# start of Records for the exercise
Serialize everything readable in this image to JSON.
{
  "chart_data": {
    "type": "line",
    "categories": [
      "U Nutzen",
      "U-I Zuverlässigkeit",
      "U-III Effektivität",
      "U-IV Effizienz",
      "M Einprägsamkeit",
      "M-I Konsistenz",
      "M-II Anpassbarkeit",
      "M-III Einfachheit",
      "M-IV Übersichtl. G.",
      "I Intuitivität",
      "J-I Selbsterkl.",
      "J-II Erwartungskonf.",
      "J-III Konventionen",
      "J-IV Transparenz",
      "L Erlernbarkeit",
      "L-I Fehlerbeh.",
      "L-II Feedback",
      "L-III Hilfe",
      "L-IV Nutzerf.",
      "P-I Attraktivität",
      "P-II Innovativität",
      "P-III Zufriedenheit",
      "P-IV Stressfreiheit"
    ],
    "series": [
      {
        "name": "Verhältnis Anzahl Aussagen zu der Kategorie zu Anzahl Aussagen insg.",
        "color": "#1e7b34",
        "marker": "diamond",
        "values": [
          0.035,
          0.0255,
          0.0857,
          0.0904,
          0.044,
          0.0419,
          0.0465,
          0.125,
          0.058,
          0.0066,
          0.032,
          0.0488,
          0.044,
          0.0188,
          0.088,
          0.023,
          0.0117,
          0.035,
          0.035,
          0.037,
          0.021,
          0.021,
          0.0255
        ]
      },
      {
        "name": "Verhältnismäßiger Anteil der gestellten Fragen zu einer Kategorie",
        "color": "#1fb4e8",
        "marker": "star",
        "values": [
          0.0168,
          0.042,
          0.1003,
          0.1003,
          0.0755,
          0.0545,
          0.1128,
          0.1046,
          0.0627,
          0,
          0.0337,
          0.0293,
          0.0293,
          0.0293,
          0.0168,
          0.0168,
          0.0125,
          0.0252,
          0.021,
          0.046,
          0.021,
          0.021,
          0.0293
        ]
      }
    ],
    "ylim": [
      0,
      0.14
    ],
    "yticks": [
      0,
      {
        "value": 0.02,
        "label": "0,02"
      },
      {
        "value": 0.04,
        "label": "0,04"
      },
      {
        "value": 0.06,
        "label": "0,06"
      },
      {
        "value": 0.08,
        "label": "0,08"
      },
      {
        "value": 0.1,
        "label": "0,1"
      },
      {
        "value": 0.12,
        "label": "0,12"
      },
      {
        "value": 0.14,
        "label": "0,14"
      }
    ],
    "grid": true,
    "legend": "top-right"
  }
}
# end of Records for the exercise
** Requirements **
The full set of records should be duplicated exactly.

** Written answer **
Serialize everything readable in this image to JSON.
{
  "chart_data": {
    "type": "line",
    "categories": [
      "U Nutzen",
      "U-I Zuverlässigkeit",
      "U-III Effektivität",
      "U-IV Effizienz",
      "M Einprägsamkeit",
      "M-I Konsistenz",
      "M-II Anpassbarkeit",
      "M-III Einfachheit",
      "M-IV Übersichtl. G.",
      "I Intuitivität",
      "J-I Selbsterkl.",
      "J-II Erwartungskonf.",
      "J-III Konventionen",
      "J-IV Transparenz",
      "L Erlernbarkeit",
      "L-I Fehlerbeh.",
      "L-II Feedback",
      "L-III Hilfe",
      "L-IV Nutzerf.",
      "P-I Attraktivität",
      "P-II Innovativität",
      "P-III Zufriedenheit",
      "P-IV Stressfreiheit"
    ],
    "series": [
      {
        "name": "Verhältnis Anzahl Aussagen zu der Kategorie zu Anzahl Aussagen insg.",
        "color": "#1e7b34",
        "marker": "diamond",
        "values": [
          0.035,
          0.0255,
          0.0857,
          0.0904,
          0.044,
          0.0419,
          0.0465,
          0.125,
          0.058,
          0.0066,
          0.032,
          0.0488,
          0.044,
          0.0188,
          0.088,
          0.023,
          0.0117,
          0.035,
          0.035,
          0.037,
          0.021,
          0.021,
          0.0255
        ]
      },
      {
        "name": "Verhältnismäßiger Anteil der gestellten Fragen zu einer Kategorie",
        "color": "#1fb4e8",
        "marker": "star",
        "values": [
          0.0168,
          0.042,
          0.1003,
          0.1003,
          0.0755,
          0.0545,
          0.1128,
          0.1046,
          0.0627,
          0,
          0.0337,
          0.0293,
          0.0293,
          0.0293,
          0.0168,
          0.0168,
          0.0125,
          0.0252,
          0.021,
          0.046,
          0.021,
          0.021,
          0.0293
        ]
      }
    ],
    "ylim": [
      0,
      0.14
    ],
    "yticks": [
      0,
      {
        "value": 0.02,
        "label": "0,02"
      },
      {
        "value": 0.04,
        "label": "0,04"
      },
      {
        "value": 0.06,
        "label": "0,06"
      },
      {
        "value": 0.08,
        "label": "0,08"
      },
      {
        "value": 0.1,
        "label": "0,1"
      },
      {
        "value": 0.12,
        "label": "0,12"
      },
      {
        "value": 0.14,
        "label": "0,14"
      }
    ],
    "grid": true,
    "legend": "top-right"
  }
}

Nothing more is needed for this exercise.